Carry none of the pictures over; set down the material below exactly.

■ INPUT DATA:
— start —

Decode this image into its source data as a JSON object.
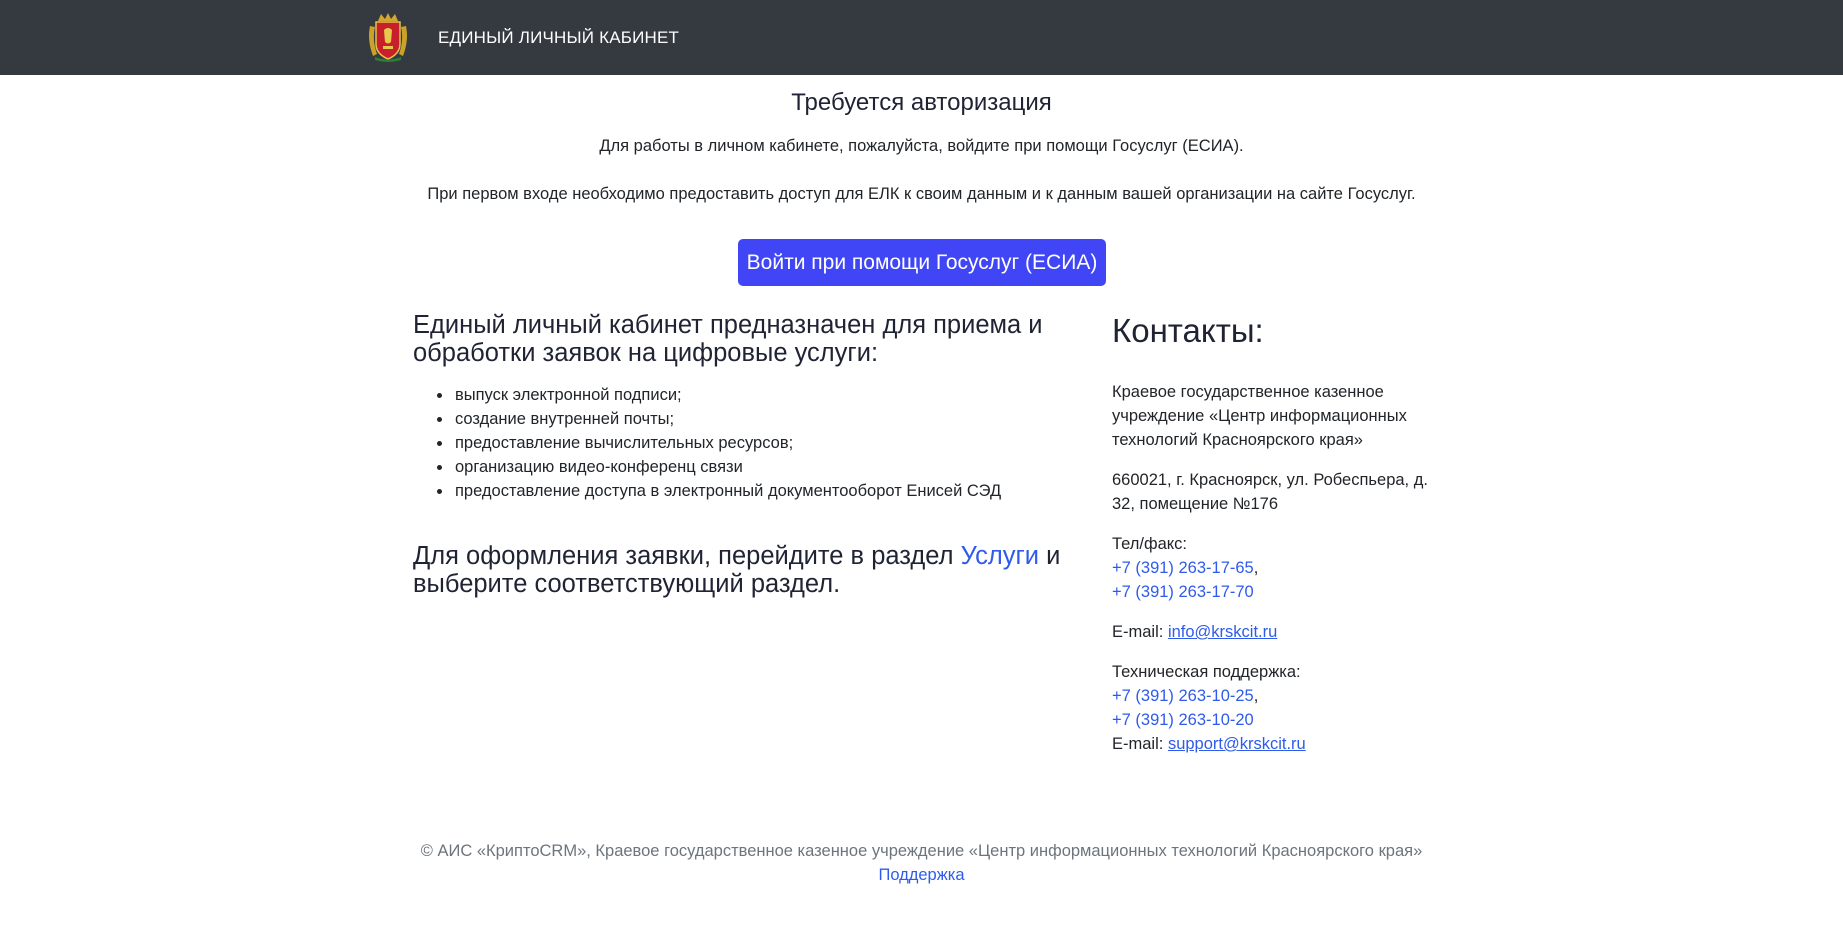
{
  "navbar": {
    "title": "ЕДИНЫЙ ЛИЧНЫЙ КАБИНЕТ",
    "logo_icon": "coat-of-arms-icon",
    "background": "#343a40"
  },
  "auth": {
    "title": "Требуется авторизация",
    "text1": "Для работы в личном кабинете, пожалуйста, войдите при помощи Госуслуг (ЕСИА).",
    "text2": "При первом входе необходимо предоставить доступ для ЕЛК к своим данным и к данным вашей организации на сайте Госуслуг.",
    "button": "Войти при помощи Госуслуг (ЕСИА)",
    "button_color": "#4046f5"
  },
  "about": {
    "heading": "Единый личный кабинет предназначен для приема и обработки заявок на цифровые услуги:",
    "services": [
      "выпуск электронной подписи;",
      "создание внутренней почты;",
      "предоставление вычислительных ресурсов;",
      "организацию видео-конференц связи",
      "предоставление доступа в электронный документооборот Енисей СЭД"
    ],
    "order_prefix": "Для оформления заявки, перейдите в раздел",
    "order_link": "Услуги",
    "order_suffix": "и выберите соответствующий раздел."
  },
  "contacts": {
    "title": "Контакты:",
    "org": "Краевое государственное казенное учреждение «Центр информационных технологий Красноярского края»",
    "address": "660021, г. Красноярск, ул. Робеспьера, д. 32, помещение №176",
    "tel_label": "Тел/факс:",
    "tel1": "+7 (391) 263-17-65",
    "tel2": "+7 (391) 263-17-70",
    "email_label": "E-mail:",
    "email": "info@krskcit.ru",
    "support_label": "Техническая поддержка:",
    "support_tel1": "+7 (391) 263-10-25",
    "support_tel2": "+7 (391) 263-10-20",
    "support_email_label": "E-mail:",
    "support_email": "support@krskcit.ru",
    "link_color": "#2f5bea"
  },
  "footer": {
    "copyright": "© АИС «КриптоCRM», Краевое государственное казенное учреждение «Центр информационных технологий Красноярского края»",
    "support_link": "Поддержка"
  }
}
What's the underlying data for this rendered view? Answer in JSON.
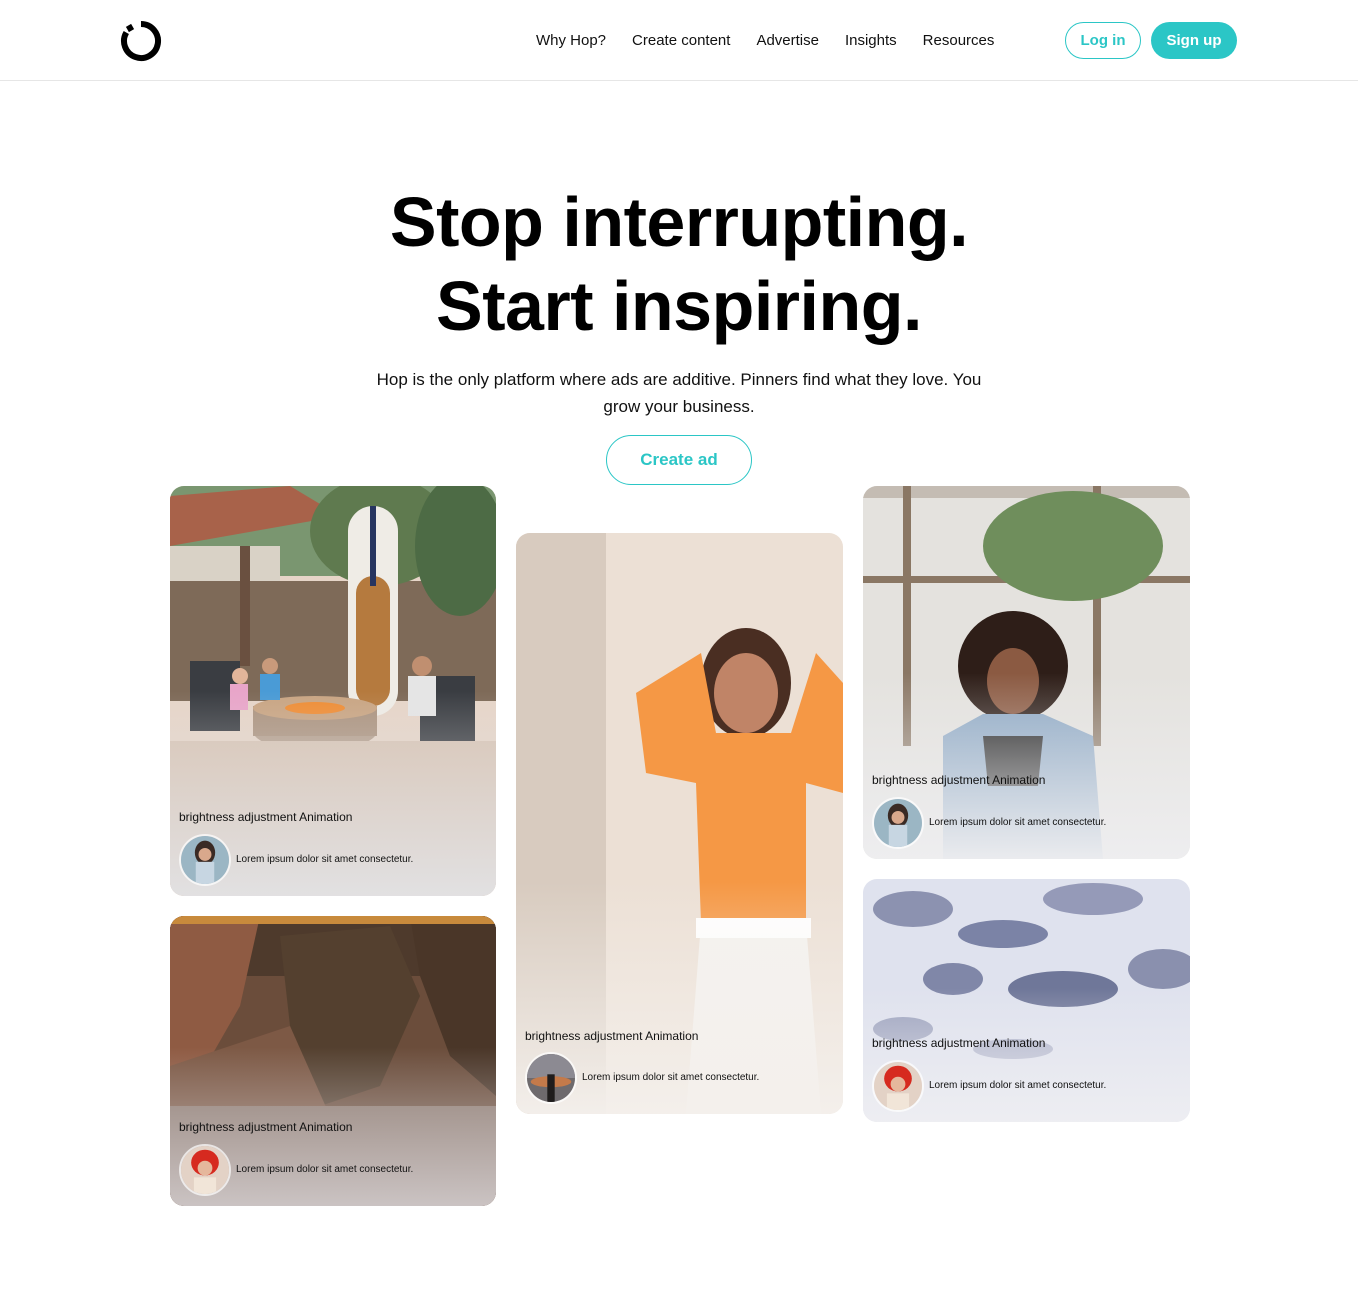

— end —

■ COMPLETED TASK:
Decode this image into its source data as a JSON object.
{
  "navbar": {
    "title": "ЕДИНЫЙ ЛИЧНЫЙ КАБИНЕТ",
    "logo_icon": "coat-of-arms-icon",
    "background": "#343a40"
  },
  "auth": {
    "title": "Требуется авторизация",
    "text1": "Для работы в личном кабинете, пожалуйста, войдите при помощи Госуслуг (ЕСИА).",
    "text2": "При первом входе необходимо предоставить доступ для ЕЛК к своим данным и к данным вашей организации на сайте Госуслуг.",
    "button": "Войти при помощи Госуслуг (ЕСИА)",
    "button_color": "#4046f5"
  },
  "about": {
    "heading": "Единый личный кабинет предназначен для приема и обработки заявок на цифровые услуги:",
    "services": [
      "выпуск электронной подписи;",
      "создание внутренней почты;",
      "предоставление вычислительных ресурсов;",
      "организацию видео-конференц связи",
      "предоставление доступа в электронный документооборот Енисей СЭД"
    ],
    "order_prefix": "Для оформления заявки, перейдите в раздел",
    "order_link": "Услуги",
    "order_suffix": "и выберите соответствующий раздел."
  },
  "contacts": {
    "title": "Контакты:",
    "org": "Краевое государственное казенное учреждение «Центр информационных технологий Красноярского края»",
    "address": "660021, г. Красноярск, ул. Робеспьера, д. 32, помещение №176",
    "tel_label": "Тел/факс:",
    "tel1": "+7 (391) 263-17-65",
    "tel2": "+7 (391) 263-17-70",
    "email_label": "E-mail:",
    "email": "info@krskcit.ru",
    "support_label": "Техническая поддержка:",
    "support_tel1": "+7 (391) 263-10-25",
    "support_tel2": "+7 (391) 263-10-20",
    "support_email_label": "E-mail:",
    "support_email": "support@krskcit.ru",
    "link_color": "#2f5bea"
  },
  "footer": {
    "copyright": "© АИС «КриптоCRM», Краевое государственное казенное учреждение «Центр информационных технологий Красноярского края»",
    "support_link": "Поддержка"
  }
}
What's the underlying data for this rendered view? Answer in JSON.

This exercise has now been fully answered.